> [Stated goal]: Report back each line of the records that contains the string "edustaa".

>> Start Data to process

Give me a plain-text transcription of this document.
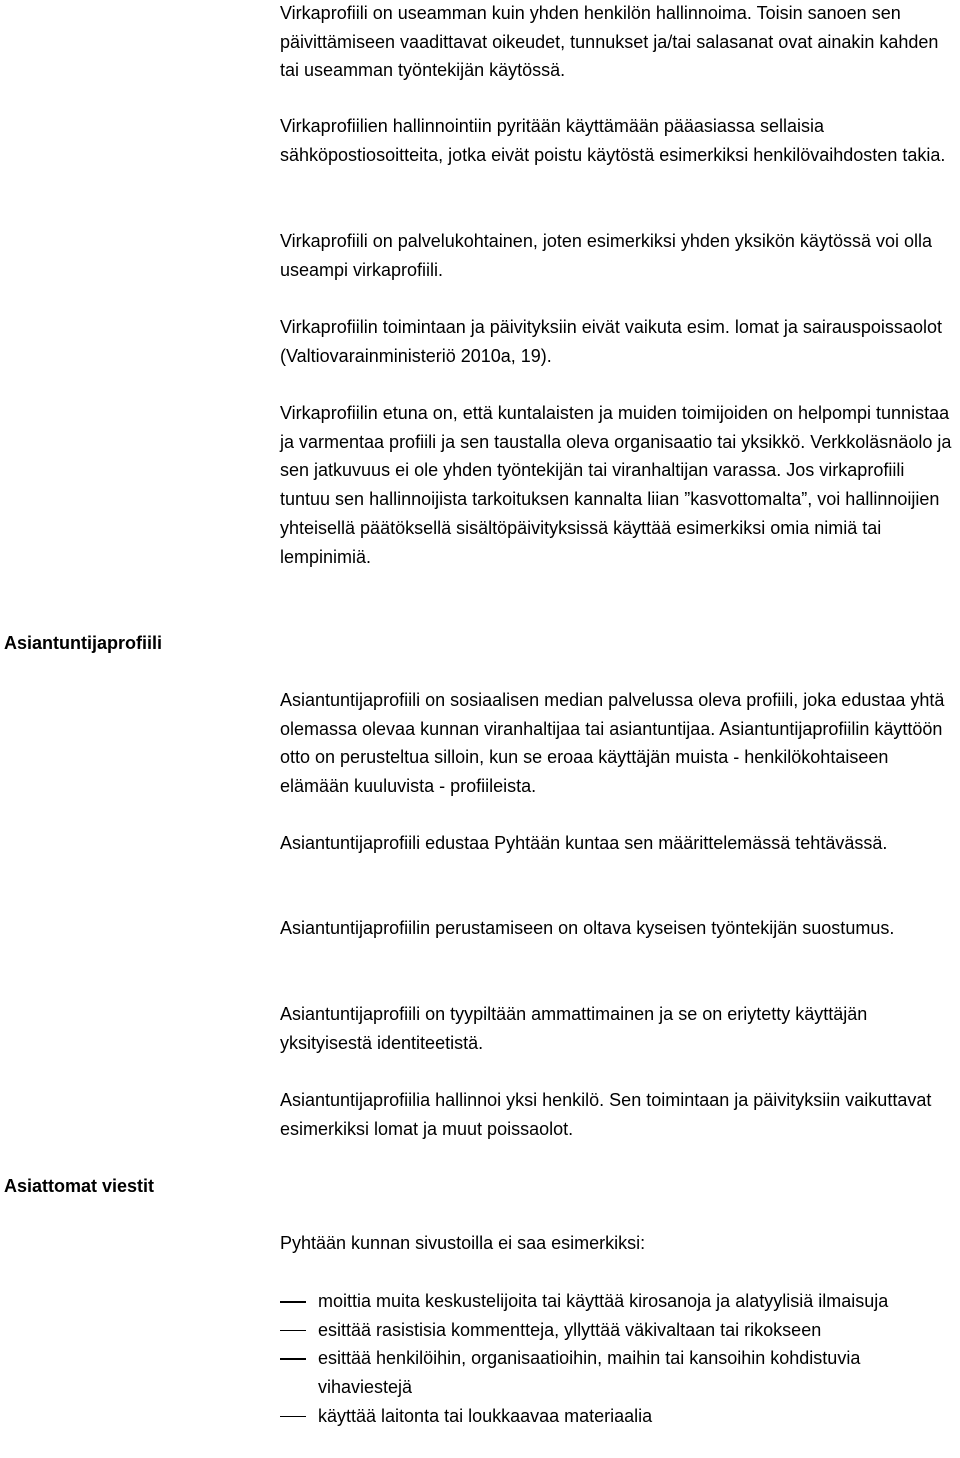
Virkaprofiili on useamman kuin yhden henkilön hallinnoima. Toisin sanoen sen päivittämiseen vaadittavat oikeudet, tunnukset ja/tai salasanat ovat ainakin kahden tai useamman työntekijän käytössä.

Virkaprofiilien hallinnointiin pyritään käyttämään pääasiassa sellaisia sähköpostiosoitteita, jotka eivät poistu käytöstä esimerkiksi henkilövaihdosten takia.

Virkaprofiili on palvelukohtainen, joten esimerkiksi yhden yksikön käytössä voi olla useampi virkaprofiili.

Virkaprofiilin toimintaan ja päivityksiin eivät vaikuta esim. lomat ja sairauspoissaolot (Valtiovarainministeriö 2010a, 19).

Virkaprofiilin etuna on, että kuntalaisten ja muiden toimijoiden on helpompi tunnistaa ja varmentaa profiili ja sen taustalla oleva organisaatio tai yksikkö. Verkkoläsnäolo ja sen jatkuvuus ei ole yhden työntekijän tai viranhaltijan varassa. Jos virkaprofiili tuntuu sen hallinnoijista tarkoituksen kannalta liian ”kasvottomalta”, voi hallinnoijien yhteisellä päätöksellä sisältöpäivityksissä käyttää esimerkiksi omia nimiä tai lempinimiä.

Asiantuntijaprofiili

Asiantuntijaprofiili on sosiaalisen median palvelussa oleva profiili, joka edustaa yhtä olemassa olevaa kunnan viranhaltijaa tai asiantuntijaa. Asiantuntijaprofiilin käyttöön otto on perusteltua silloin, kun se eroaa käyttäjän muista - henkilökohtaiseen elämään kuuluvista - profiileista.

Asiantuntijaprofiili edustaa Pyhtään kuntaa sen määrittelemässä tehtävässä.

Asiantuntijaprofiilin perustamiseen on oltava kyseisen työntekijän suostumus.

Asiantuntijaprofiili on tyypiltään ammattimainen ja se on eriytetty käyttäjän yksityisestä identiteetistä.

Asiantuntijaprofiilia hallinnoi yksi henkilö. Sen toimintaan ja päivityksiin vaikuttavat esimerkiksi lomat ja muut poissaolot.

Asiattomat viestit

Pyhtään kunnan sivustoilla ei saa esimerkiksi:

moittia muita keskustelijoita tai käyttää kirosanoja ja alatyylisiä ilmaisuja
esittää rasistisia kommentteja, yllyttää väkivaltaan tai rikokseen
esittää henkilöihin, organisaatioihin, maihin tai kansoihin kohdistuvia vihaviestejä
käyttää laitonta tai loukkaavaa materiaalia
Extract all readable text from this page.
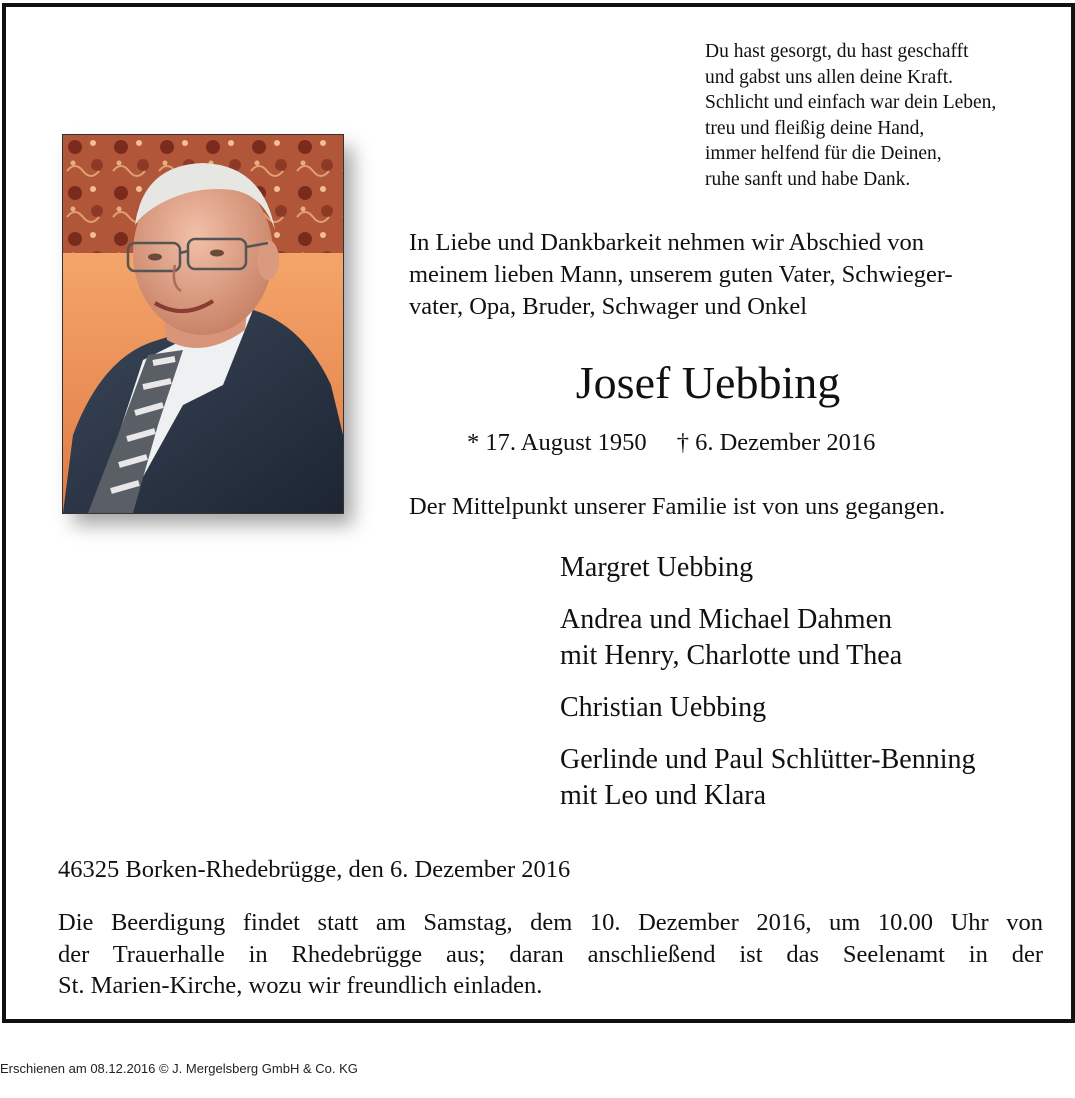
Du hast gesorgt, du hast geschafft
und gabst uns allen deine Kraft.
Schlicht und einfach war dein Leben,
treu und fleißig deine Hand,
immer helfend für die Deinen,
ruhe sanft und habe Dank.
In Liebe und Dankbarkeit nehmen wir Abschied von
meinem lieben Mann, unserem guten Vater, Schwieger-
vater, Opa, Bruder, Schwager und Onkel
Josef Uebbing
* 17. August 1950 † 6. Dezember 2016
Der Mittelpunkt unserer Familie ist von uns gegangen.
Margret Uebbing
Andrea und Michael Dahmen
mit Henry, Charlotte und Thea
Christian Uebbing
Gerlinde und Paul Schlütter-Benning
mit Leo und Klara
46325 Borken-Rhedebrügge, den 6. Dezember 2016
Die Beerdigung findet statt am Samstag, dem 10. Dezember 2016, um 10.00 Uhr von
der Trauerhalle in Rhedebrügge aus; daran anschließend ist das Seelenamt in der
St. Marien-Kirche, wozu wir freundlich einladen.
Erschienen am 08.12.2016 © J. Mergelsberg GmbH & Co. KG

>> End Data to process

> [Reply]:
Asiantuntijaprofiili on sosiaalisen median palvelussa oleva profiili, joka edustaa yhtä olemassa olevaa kunnan viranhaltijaa tai asiantuntijaa. Asiantuntijaprofiilin käyttöön otto on perusteltua silloin, kun se eroaa käyttäjän muista - henkilökohtaiseen elämään kuuluvista - profiileista.
Asiantuntijaprofiili edustaa Pyhtään kuntaa sen määrittelemässä tehtävässä.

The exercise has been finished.